▸ **Texto fornecido**:
______________________________

Representante no Brasil da ONG americana CPJ (Comitê para a Proteção dos Jornalistas), Renata Neder diz que historicamente o que se vê como padrão no Brasil é que a maior parte dos jornalistas ameaçados, atacados e agredidos atua em cidades pequenas.

"Muitos jornalistas são frequentemente atacados e agredidos e esses casos não têm visibilidade, mas podem estar ganhando força em um cenário em que as autoridades do país atacam abertamente a imprensa e os jornalistas."

Especialistas também chamam atenção para a tentativa do governo de minar a transparência.

Diretora-executiva da Open Knowledge Brasil, Fernanda Campagnucci diz que, embora a estrutura estatal criada nos dez anos da LAI (Lei de Acesso à informação) resista, a posição institucional da alta administração tem afetado a implementação de políticas. Ela cita entre os exemplos o adiamento do Censo do IBGE.

______________________________

▸ **Registros fornecidos**:

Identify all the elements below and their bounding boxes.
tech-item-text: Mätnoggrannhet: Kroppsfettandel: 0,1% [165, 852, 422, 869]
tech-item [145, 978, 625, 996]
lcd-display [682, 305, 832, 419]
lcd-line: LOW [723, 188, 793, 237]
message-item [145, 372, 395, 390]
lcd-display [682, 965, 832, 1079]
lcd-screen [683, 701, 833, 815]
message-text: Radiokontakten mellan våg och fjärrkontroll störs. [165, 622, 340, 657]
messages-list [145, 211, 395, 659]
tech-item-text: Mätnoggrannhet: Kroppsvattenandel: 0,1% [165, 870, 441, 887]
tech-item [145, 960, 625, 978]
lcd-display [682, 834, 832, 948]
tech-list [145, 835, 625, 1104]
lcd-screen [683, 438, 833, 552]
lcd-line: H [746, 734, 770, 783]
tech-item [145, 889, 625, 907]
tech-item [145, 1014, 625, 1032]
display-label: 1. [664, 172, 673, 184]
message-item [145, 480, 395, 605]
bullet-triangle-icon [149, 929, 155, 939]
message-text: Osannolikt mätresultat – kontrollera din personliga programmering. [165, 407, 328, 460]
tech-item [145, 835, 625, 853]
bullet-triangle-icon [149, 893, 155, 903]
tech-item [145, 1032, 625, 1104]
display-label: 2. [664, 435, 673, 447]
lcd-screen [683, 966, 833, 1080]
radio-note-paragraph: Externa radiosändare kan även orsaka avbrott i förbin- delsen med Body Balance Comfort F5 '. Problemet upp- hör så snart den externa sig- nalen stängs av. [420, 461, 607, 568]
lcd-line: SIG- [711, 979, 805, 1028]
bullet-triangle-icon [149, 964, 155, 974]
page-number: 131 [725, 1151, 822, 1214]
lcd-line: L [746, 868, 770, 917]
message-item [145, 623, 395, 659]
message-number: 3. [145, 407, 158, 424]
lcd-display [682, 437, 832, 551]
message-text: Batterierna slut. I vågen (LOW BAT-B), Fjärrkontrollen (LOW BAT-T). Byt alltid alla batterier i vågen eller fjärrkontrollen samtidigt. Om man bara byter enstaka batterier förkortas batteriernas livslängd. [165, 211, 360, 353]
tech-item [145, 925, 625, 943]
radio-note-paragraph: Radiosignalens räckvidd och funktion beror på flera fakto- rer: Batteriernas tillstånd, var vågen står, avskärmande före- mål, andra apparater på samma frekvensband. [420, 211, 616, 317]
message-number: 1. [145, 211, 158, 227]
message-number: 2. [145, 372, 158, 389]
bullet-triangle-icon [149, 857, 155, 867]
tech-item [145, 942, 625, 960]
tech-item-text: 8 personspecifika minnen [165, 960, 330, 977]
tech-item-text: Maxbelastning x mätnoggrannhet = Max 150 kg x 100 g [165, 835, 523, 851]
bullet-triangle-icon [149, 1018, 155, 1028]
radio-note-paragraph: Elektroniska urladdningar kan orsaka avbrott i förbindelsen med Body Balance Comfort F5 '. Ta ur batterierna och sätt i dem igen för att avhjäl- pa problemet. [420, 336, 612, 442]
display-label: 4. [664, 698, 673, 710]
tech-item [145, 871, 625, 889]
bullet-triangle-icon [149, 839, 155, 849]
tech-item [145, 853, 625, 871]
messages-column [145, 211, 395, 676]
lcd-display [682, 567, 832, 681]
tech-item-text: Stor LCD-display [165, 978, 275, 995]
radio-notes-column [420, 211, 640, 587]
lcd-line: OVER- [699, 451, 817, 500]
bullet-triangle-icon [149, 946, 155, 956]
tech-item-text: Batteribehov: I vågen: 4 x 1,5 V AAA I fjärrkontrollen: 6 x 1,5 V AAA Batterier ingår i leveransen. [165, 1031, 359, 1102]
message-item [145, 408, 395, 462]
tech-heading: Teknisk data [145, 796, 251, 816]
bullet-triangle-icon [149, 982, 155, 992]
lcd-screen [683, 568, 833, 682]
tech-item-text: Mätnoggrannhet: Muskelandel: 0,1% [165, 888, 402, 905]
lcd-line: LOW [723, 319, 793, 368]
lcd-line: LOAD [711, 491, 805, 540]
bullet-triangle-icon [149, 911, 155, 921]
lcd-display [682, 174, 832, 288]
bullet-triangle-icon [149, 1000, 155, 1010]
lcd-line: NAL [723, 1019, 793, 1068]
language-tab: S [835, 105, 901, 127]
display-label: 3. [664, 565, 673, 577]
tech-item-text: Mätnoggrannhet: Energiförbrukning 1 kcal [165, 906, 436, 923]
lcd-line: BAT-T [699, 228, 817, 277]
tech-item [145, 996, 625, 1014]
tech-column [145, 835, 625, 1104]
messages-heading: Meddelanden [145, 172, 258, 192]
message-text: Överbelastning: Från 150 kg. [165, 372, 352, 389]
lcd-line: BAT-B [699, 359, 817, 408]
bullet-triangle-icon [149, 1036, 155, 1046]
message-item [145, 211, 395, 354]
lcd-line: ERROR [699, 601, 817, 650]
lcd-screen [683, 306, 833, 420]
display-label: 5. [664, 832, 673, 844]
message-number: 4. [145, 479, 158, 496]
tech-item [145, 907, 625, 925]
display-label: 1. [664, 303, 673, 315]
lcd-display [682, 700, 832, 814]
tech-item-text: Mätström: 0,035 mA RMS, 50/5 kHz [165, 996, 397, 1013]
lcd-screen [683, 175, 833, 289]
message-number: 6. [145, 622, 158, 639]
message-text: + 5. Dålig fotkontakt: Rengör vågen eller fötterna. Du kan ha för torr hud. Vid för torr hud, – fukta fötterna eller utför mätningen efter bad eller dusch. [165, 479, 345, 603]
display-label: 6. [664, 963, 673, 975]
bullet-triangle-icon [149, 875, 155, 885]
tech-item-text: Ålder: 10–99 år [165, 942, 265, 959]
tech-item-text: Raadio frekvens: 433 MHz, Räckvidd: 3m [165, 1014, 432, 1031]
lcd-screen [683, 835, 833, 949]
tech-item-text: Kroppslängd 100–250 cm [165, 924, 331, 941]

______________________________

▸ **Tarefas**:
1) De acordo com o texto sobre ameaças a jornalistas, que exemplo Fernanda Campagnucci cita?
2) Diga se cada afirmação concorda com o texto sobre ameaças a jornalistas e cite as palavras do texto que decidem a resposta.
(a) Renata Neder representa no Brasil o Comitê para a Proteção dos Jornalistas.
(b) A maior parte dos jornalistas ameaçados atua em grandes capitais.
(c) Fernanda Campagnucci é diretora-executiva da Open Knowledge Brasil.
3) Dê continuidade ao texto sobre ameaças a jornalistas a partir da última frase apresentada.
Não é preciso consultar os registros.

▸ **Respostas**:
1) Ela cita o adiamento do Censo do IBGE.

2)
(a) Sim: "Representante no Brasil da ONG americana CPJ (Comitê para a Proteção dos Jornalistas), Renata Neder".
(b) Não: "a maior parte dos jornalistas ameaçados, atacados e agredidos atua em cidades pequenas".
(c) Sim: "Diretora-executiva da Open Knowledge Brasil, Fernanda Campagnucci".

3)
"Tem uma política ativa de desacreditar as instituições e mais do que desacreditar, de desinvestir ou de retirar investimento e promover o sucateamento mesmo dessas estruturas", afirma.

Outra preocupação é como a LGPD (Lei Geral de Proteção de Dados) tem sido usada pelo governo para omitir informações de interesse público.

Exemplo disso foi a remoção de dados detalhados do Censo Escolar e do Enem pelo Inep (Instituto Nacional de Estudos e Pesquisas Educacionais Anísio Teixeira).

O professor da FGV Ebape (Escola Brasileira de Administração Pública e de Empresas) Gregory Michener diz que o primeiro erro foi não colocar a LGPD sob responsabilidade da CGU (Controladoria Geral da União), que monitora a LAI na administração pública federal, o que faz com que a lei seja aplicada mais pelo aspecto da privacidade do que da transparência.

A LGPD é de responsabilidade da ANPD (Autoridade Nacional de Proteção de Dados), que tem seus diretores nomeados pelo Executivo.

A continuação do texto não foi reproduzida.